[Written request] Work out how many lines in the listing below include the word "text"; answer with the number alone.
[START Provided information]
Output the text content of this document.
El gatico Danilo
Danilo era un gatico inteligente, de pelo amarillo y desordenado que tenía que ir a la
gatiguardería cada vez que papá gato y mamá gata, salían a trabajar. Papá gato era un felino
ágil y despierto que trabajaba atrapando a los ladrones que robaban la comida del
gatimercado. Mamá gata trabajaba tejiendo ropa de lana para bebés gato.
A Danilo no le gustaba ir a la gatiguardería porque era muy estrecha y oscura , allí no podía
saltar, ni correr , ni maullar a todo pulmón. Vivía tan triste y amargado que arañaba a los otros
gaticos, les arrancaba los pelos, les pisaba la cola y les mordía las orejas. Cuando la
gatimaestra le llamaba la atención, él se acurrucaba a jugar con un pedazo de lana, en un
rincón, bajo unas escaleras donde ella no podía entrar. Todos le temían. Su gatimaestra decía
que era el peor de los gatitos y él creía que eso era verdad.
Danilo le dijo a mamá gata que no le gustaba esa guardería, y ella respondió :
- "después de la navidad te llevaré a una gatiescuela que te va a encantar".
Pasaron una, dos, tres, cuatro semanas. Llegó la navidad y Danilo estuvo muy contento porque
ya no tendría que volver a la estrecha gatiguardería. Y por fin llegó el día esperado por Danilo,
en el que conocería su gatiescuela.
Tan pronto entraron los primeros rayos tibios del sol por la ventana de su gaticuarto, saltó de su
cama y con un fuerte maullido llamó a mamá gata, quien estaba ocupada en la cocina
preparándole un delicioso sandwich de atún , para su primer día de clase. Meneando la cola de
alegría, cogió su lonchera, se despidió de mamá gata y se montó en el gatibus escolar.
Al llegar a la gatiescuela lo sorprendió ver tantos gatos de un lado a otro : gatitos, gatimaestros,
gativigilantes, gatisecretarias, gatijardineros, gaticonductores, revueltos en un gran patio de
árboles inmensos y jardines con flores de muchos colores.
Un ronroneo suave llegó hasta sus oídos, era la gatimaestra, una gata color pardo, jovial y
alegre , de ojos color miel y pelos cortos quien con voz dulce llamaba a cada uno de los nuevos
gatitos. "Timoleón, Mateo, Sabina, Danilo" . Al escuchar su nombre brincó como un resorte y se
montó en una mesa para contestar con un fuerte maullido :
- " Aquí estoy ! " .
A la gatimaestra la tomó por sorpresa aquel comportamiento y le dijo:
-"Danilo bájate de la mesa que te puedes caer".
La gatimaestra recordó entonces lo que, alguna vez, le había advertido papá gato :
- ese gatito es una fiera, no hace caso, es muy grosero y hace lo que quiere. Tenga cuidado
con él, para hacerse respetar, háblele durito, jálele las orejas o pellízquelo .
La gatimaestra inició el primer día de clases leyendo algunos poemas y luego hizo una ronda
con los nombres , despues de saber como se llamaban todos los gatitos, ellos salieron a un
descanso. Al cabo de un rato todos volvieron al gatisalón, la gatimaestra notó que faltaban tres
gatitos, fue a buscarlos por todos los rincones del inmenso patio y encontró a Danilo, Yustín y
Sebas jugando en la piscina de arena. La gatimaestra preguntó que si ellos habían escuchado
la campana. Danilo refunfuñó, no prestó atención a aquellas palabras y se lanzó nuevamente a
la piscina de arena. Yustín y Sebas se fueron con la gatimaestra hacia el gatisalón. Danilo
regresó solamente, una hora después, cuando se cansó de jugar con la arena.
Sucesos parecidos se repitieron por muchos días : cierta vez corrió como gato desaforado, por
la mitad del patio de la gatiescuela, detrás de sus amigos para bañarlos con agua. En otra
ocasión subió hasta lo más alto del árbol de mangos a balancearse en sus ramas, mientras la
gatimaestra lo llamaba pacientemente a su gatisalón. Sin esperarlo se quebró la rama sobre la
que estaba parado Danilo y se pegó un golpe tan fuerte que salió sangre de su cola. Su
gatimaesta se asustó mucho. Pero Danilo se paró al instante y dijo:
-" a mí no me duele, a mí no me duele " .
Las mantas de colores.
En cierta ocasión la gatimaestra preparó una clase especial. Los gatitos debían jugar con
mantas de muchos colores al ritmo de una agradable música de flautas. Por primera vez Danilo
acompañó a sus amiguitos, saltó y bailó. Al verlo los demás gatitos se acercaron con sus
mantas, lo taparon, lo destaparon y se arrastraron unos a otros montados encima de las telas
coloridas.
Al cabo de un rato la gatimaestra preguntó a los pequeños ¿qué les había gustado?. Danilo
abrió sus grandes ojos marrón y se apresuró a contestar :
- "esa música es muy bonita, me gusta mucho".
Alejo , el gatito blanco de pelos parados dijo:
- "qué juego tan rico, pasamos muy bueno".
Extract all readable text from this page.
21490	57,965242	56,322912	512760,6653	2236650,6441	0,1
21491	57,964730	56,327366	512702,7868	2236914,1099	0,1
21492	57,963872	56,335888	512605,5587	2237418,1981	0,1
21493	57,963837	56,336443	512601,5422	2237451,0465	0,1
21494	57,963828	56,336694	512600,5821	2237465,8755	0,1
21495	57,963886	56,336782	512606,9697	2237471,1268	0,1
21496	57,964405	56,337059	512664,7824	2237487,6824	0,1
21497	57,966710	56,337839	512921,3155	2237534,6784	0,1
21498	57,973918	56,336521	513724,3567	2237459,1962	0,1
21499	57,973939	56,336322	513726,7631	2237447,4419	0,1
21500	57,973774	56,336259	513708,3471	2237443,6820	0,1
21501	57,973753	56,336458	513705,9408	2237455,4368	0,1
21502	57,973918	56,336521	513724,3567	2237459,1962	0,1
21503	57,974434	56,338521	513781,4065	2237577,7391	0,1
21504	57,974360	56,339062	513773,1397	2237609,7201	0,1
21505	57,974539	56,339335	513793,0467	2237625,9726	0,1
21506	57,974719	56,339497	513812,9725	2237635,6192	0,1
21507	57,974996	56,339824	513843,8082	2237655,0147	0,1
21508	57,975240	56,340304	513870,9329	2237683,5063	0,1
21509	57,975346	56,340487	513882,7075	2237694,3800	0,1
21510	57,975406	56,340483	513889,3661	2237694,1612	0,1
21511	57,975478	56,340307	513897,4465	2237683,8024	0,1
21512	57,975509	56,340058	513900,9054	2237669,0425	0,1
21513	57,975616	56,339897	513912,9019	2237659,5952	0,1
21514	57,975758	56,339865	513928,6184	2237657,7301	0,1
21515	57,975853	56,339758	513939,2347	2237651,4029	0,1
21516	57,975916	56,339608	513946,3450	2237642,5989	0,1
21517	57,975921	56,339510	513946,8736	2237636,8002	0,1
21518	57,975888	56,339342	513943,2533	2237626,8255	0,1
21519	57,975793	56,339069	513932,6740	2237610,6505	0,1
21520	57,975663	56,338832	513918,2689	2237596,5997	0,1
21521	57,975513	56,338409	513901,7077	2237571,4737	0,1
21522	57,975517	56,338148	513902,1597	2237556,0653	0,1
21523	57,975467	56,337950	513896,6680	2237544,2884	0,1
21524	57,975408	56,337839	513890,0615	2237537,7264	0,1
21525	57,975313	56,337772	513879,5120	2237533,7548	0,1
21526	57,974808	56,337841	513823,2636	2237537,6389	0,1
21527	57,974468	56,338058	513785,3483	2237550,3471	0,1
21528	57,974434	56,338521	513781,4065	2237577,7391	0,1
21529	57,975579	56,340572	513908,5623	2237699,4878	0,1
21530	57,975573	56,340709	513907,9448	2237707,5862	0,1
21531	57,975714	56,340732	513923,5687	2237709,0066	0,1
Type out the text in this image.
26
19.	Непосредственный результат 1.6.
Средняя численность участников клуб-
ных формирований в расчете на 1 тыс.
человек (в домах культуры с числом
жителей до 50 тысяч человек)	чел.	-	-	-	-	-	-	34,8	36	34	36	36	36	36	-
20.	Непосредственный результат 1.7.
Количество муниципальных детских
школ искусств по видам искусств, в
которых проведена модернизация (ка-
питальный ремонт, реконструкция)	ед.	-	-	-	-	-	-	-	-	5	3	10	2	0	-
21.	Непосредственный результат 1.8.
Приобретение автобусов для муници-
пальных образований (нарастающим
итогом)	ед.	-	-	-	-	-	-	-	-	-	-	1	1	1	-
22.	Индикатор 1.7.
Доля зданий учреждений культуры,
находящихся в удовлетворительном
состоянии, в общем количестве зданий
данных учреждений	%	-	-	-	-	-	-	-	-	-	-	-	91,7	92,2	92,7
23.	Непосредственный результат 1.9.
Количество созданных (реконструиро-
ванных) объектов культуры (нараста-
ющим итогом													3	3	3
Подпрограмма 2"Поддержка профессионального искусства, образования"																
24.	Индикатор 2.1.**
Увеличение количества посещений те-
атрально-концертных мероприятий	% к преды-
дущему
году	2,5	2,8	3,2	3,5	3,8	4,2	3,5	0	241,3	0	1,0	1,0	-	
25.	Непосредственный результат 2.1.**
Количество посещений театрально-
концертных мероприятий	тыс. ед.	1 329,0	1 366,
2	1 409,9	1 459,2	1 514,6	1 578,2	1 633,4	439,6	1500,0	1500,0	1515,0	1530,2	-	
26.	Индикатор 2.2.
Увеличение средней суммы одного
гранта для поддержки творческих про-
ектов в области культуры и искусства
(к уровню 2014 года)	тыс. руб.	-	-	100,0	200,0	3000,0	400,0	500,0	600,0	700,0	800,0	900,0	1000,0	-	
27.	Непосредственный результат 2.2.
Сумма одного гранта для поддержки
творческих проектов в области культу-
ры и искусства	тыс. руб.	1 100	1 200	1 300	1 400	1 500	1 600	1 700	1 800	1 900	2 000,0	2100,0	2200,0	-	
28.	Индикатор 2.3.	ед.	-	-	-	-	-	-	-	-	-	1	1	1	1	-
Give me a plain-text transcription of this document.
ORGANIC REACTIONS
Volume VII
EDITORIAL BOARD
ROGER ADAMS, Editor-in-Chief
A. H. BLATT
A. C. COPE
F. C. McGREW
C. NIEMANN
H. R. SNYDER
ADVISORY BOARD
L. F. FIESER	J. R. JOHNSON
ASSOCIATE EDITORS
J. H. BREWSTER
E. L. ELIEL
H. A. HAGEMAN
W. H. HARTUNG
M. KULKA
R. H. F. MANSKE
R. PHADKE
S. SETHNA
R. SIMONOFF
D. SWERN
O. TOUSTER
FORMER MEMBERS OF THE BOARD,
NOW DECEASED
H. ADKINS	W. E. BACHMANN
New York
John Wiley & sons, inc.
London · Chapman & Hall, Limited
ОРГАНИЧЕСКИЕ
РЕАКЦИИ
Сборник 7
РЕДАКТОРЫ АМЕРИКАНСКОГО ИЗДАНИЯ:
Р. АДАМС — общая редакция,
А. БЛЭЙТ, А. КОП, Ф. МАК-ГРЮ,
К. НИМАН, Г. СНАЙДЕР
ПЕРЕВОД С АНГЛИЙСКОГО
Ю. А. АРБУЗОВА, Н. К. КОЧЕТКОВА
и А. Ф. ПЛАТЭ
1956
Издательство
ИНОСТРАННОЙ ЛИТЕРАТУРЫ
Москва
[END Provided information]
[The output] 4